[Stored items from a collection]
##########

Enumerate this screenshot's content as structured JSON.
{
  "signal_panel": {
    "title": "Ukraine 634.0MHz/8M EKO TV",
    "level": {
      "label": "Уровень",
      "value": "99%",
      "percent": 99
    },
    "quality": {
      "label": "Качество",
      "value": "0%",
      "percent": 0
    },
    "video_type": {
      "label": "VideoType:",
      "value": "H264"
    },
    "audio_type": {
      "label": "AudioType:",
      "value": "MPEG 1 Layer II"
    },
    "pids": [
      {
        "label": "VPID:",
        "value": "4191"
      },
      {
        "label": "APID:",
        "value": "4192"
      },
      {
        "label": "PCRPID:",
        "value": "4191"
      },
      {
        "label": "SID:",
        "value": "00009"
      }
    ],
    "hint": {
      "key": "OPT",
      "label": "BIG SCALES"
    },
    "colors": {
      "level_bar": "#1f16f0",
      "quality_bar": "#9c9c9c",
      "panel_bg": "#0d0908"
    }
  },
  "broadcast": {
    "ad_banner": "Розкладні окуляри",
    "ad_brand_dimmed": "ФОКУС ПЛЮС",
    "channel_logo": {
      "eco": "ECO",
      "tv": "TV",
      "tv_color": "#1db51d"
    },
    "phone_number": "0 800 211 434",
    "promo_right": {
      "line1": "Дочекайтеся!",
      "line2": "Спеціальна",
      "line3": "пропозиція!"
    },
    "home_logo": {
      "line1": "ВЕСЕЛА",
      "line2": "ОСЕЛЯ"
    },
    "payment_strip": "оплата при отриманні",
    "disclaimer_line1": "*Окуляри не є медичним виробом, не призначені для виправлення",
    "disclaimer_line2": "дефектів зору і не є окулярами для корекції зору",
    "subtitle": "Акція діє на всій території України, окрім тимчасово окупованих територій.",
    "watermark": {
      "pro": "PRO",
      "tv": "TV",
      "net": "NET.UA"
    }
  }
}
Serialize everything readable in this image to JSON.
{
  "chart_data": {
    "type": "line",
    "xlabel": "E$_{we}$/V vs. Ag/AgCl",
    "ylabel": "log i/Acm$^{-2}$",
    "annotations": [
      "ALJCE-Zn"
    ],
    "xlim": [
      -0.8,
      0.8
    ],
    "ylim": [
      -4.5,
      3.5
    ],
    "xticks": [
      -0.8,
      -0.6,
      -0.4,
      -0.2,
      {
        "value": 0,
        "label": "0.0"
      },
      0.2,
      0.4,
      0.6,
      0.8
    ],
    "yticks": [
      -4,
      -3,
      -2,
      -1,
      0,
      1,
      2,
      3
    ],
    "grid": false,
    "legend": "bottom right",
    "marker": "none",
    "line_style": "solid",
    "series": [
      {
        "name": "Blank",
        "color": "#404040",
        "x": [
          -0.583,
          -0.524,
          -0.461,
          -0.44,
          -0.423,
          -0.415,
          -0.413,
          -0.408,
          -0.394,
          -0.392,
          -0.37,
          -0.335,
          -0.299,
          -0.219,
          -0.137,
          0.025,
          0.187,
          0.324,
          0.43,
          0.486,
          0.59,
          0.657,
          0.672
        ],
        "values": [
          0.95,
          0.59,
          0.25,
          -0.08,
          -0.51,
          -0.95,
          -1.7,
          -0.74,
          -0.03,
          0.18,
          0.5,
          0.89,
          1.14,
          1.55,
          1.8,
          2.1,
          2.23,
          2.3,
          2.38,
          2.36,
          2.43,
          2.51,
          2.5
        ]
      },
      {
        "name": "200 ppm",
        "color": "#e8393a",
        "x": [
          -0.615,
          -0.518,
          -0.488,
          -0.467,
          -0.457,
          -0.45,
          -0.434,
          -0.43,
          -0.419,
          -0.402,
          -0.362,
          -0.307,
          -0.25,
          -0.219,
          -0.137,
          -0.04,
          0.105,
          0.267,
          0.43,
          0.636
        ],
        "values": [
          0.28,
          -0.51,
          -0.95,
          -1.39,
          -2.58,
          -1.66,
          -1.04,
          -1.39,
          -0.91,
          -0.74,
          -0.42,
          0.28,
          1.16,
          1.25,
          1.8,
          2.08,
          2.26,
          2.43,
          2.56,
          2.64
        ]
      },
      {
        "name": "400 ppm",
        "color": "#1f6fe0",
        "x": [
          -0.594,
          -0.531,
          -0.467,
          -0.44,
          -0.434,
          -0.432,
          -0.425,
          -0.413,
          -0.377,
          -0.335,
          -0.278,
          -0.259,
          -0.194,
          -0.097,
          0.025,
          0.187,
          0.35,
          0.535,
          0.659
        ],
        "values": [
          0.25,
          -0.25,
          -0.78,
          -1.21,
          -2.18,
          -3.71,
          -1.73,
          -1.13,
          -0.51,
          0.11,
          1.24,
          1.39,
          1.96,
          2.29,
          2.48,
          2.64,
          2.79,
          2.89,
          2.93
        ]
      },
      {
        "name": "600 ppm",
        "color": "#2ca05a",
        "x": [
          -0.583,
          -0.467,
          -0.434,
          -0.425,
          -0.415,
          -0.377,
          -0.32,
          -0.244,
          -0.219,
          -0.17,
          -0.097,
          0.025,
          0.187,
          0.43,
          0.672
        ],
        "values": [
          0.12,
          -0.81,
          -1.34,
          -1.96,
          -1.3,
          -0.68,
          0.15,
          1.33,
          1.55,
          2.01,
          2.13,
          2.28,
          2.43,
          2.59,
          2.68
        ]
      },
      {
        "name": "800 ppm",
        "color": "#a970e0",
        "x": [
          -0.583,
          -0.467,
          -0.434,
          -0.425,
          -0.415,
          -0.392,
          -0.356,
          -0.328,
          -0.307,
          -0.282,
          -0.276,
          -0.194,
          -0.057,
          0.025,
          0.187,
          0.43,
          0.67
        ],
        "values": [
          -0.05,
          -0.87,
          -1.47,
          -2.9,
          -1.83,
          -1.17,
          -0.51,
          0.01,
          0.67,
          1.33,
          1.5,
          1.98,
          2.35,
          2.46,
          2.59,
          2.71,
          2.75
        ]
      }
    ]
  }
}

##########

Problem description: Pick out and copy every line that contains the word "name".

Task answer:
        "name": "Blank",
        "name": "200 ppm",
        "name": "400 ppm",
        "name": "600 ppm",
        "name": "800 ppm",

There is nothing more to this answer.